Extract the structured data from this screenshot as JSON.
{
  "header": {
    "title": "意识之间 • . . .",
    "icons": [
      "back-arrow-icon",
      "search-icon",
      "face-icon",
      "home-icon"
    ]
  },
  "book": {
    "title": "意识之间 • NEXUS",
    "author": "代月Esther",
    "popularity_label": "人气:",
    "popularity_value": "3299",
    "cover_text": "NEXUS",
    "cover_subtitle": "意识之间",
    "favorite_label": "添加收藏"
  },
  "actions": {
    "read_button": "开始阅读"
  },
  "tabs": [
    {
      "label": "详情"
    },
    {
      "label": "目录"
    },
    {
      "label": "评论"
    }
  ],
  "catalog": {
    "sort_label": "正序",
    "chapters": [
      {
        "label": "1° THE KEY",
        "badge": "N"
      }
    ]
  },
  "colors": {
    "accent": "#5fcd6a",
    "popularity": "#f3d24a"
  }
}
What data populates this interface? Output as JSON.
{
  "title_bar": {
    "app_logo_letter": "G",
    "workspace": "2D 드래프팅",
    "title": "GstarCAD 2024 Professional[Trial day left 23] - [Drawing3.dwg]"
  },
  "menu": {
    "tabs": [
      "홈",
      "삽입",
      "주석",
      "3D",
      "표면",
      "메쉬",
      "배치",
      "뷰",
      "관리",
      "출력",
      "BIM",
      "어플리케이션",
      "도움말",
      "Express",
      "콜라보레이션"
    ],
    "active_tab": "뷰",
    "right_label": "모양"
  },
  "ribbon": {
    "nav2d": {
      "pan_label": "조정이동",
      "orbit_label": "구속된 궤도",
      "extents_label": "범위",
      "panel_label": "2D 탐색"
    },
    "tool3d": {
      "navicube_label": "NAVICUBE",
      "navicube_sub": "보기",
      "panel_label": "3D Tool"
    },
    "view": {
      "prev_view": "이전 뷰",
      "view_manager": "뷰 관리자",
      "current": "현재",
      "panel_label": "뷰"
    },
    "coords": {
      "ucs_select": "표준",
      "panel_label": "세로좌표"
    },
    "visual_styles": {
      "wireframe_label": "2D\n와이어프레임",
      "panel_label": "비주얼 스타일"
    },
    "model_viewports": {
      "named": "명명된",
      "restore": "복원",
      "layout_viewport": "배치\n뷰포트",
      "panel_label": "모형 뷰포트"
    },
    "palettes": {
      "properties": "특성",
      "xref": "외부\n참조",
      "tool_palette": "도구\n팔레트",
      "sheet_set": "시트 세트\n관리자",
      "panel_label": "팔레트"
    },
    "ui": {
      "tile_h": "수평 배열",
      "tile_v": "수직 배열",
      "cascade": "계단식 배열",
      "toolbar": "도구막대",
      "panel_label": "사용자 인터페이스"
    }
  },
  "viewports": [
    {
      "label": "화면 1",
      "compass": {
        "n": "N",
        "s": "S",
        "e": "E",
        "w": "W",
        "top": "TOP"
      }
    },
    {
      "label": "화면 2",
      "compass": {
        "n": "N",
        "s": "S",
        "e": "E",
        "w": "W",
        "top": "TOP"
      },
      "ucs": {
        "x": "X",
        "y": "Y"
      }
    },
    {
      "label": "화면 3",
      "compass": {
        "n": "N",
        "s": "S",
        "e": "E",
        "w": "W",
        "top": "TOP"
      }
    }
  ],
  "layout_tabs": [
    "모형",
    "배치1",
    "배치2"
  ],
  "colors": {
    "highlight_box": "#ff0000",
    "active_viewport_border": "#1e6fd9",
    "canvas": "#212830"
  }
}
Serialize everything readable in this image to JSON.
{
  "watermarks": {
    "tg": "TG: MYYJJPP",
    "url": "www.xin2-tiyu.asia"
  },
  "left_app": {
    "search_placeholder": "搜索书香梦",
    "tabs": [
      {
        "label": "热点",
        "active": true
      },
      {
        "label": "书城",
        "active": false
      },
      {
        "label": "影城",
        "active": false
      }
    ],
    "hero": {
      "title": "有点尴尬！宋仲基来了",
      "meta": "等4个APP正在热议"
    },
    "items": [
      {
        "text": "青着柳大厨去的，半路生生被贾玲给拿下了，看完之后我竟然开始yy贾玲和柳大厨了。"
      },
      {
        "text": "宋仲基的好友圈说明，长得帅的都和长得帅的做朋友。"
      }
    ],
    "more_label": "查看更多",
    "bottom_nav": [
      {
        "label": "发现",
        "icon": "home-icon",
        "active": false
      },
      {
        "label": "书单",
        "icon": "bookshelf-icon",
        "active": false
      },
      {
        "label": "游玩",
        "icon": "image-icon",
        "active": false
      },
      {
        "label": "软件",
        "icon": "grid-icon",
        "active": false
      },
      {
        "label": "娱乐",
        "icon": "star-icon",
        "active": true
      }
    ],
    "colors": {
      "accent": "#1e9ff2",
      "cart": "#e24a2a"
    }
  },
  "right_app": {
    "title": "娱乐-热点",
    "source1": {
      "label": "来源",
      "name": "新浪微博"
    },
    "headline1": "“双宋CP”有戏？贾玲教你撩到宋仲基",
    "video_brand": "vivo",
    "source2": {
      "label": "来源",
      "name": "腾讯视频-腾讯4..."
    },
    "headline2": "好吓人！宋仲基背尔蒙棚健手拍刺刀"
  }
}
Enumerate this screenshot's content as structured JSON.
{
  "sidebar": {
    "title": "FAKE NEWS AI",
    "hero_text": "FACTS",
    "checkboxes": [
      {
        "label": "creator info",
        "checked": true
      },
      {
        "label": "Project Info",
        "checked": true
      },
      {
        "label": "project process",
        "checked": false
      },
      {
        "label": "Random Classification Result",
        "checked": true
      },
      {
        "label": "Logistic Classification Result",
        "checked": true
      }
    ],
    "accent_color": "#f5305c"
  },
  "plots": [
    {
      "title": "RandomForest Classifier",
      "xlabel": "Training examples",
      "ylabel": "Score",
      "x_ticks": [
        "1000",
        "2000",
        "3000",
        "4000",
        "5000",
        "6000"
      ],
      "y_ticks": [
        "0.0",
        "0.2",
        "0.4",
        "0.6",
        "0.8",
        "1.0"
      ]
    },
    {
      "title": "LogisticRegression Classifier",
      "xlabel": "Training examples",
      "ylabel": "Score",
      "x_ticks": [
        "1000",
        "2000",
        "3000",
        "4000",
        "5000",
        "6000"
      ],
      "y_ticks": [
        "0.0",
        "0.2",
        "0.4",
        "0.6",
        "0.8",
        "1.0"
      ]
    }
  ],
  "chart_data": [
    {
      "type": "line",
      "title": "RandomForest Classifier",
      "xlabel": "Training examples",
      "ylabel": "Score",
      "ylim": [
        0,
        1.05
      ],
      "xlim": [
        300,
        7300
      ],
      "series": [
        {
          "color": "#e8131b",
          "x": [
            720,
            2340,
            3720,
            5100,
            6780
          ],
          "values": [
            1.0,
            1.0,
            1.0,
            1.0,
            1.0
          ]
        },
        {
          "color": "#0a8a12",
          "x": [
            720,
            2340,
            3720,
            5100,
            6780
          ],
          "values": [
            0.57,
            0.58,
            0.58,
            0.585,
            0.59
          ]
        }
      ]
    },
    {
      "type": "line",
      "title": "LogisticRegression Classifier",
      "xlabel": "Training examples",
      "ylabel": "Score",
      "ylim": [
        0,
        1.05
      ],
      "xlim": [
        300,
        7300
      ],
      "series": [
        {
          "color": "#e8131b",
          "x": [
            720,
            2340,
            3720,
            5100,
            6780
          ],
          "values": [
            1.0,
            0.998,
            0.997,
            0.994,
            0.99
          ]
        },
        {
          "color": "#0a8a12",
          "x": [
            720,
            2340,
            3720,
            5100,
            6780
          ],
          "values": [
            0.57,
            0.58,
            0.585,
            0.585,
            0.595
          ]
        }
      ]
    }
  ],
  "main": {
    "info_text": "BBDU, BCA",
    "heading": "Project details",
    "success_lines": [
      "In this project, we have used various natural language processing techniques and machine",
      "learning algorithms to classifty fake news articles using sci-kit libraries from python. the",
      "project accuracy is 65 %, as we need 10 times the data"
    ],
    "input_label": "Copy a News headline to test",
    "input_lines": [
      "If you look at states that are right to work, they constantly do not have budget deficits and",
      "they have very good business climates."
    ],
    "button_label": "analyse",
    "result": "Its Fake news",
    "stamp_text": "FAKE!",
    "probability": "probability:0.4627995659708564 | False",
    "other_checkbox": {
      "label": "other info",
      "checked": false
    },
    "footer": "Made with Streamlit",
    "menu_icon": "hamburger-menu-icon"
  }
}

☆ ☆ ☆

§ **DO THIS**:
Give the count of lines in the data above that hold the string "Classification", with no additional words.

§ **RESULT OF THIS EXERCISE**:
2